**REQUIRED ACTION**:
Reproduce the report on European flight bans over the new COVID-19 strain in full, word for word.
** SELECTED TEXT follows **
European countries banned flights from the United Kingdom on Sunday and the World Health Organisation called for stronger containment measures, as the British government warned that a highly infectious new strain of the virus was "out of control".
As the World Health Organisation urged its European members to strengthen measures against a new variant of COVID-19 circulating in Britain, European nations including Germany, Ireland, Italy, Austria, Romania, the Netherlands and Belgium said they were moving to block air travel.A German government source said the restriction could be adopted by the entire 27-member European Union, and that countries were also discussing a joint response over sea, road and rail links with Britain.
Prime Minister Boris Johnson during a news conference in response to the ongoing situation with the COVID-19 pandemic. Source: Press Association
Rome and Berlin said on Sunday they would both be suspending flights to and from Britain from midnight.
The Netherlands imposed a ban on UK flights and Belgium said it would follow suit with a ban on planes and trains from the UK.
Alarm bells were ringing across Europe - which last week became the first region in the world to pass 500,000 deaths from COVID-19 since the pandemic broke out a year ago - after it appeared that a new, even more infectious strain of the virus was raging in parts of Britain.Austria's health ministry told the APA news agency that it would also impose a flight ban, the details of which were still being worked out.
Travellers at Kings Cross St Pancras train station queue to board trains to Paris in London. Source: EPA
A spokeswoman for WHO Europe told AFP that "across Europe, where transmission is intense and widespread, countries need to redouble their control and prevention approaches".
Romania also said it banned all flights to and from the UK for two weeks starting Monday afternoon.
** End of SELECTED TEXT **
** DATA SHOWN follows **
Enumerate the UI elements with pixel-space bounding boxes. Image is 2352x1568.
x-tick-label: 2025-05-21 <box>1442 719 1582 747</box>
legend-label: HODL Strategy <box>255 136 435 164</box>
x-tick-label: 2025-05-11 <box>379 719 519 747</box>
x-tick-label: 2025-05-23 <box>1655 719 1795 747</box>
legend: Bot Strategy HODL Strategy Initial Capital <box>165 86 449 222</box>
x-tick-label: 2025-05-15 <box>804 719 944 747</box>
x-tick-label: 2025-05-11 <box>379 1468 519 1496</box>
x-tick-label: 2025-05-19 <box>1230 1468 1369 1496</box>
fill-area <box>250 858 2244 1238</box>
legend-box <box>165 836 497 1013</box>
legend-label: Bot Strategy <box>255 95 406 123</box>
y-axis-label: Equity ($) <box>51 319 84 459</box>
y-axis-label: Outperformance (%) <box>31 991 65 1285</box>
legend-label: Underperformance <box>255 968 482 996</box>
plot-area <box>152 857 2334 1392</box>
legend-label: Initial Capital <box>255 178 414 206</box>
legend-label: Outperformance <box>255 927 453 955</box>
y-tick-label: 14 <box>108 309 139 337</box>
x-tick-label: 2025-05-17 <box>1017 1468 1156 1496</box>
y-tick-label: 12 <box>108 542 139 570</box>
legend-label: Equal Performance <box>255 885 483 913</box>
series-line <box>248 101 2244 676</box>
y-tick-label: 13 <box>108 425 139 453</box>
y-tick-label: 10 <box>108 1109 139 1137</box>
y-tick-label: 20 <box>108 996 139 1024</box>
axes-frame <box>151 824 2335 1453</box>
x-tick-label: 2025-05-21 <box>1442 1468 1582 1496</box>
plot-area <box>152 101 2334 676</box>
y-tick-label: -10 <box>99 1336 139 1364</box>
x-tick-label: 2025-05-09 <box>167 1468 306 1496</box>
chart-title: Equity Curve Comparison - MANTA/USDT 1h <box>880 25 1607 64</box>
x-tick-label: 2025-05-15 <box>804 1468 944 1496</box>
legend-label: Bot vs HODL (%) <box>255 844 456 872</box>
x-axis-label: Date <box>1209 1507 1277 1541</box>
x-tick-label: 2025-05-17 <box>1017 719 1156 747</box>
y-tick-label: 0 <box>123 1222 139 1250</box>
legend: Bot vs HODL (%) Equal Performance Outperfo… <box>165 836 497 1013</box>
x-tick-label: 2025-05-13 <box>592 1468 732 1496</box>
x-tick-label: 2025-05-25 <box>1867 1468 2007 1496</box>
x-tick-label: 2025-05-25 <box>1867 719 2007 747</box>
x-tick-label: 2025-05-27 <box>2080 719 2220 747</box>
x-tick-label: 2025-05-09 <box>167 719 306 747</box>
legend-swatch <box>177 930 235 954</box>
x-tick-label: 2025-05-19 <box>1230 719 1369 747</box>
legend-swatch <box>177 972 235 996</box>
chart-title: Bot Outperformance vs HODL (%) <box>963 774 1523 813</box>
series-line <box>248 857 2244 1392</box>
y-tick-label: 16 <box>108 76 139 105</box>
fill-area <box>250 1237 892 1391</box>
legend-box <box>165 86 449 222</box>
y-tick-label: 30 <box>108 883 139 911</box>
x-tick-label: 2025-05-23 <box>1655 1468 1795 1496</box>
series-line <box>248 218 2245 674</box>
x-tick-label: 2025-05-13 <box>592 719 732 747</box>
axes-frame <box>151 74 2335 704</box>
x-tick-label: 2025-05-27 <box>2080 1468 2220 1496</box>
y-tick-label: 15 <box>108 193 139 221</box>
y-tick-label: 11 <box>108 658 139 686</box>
** End of DATA SHOWN **
**EXERCISE SOLUTION**:
European countries banned flights from the United Kingdom on Sunday and the World Health Organisation called for stronger containment measures, as the British government warned that a highly infectious new strain of the virus was "out of control".
As the World Health Organisation urged its European members to strengthen measures against a new variant of COVID-19 circulating in Britain, European nations including Germany, Ireland, Italy, Austria, Romania, the Netherlands and Belgium said they were moving to block air travel.A German government source said the restriction could be adopted by the entire 27-member European Union, and that countries were also discussing a joint response over sea, road and rail links with Britain.
Prime Minister Boris Johnson during a news conference in response to the ongoing situation with the COVID-19 pandemic. Source: Press Association
Rome and Berlin said on Sunday they would both be suspending flights to and from Britain from midnight.
The Netherlands imposed a ban on UK flights and Belgium said it would follow suit with a ban on planes and trains from the UK.
Alarm bells were ringing across Europe - which last week became the first region in the world to pass 500,000 deaths from COVID-19 since the pandemic broke out a year ago - after it appeared that a new, even more infectious strain of the virus was raging in parts of Britain.Austria's health ministry told the APA news agency that it would also impose a flight ban, the details of which were still being worked out.
Travellers at Kings Cross St Pancras train station queue to board trains to Paris in London. Source: EPA
A spokeswoman for WHO Europe told AFP that "across Europe, where transmission is intense and widespread, countries need to redouble their control and prevention approaches".
Romania also said it banned all flights to and from the UK for two weeks starting Monday afternoon.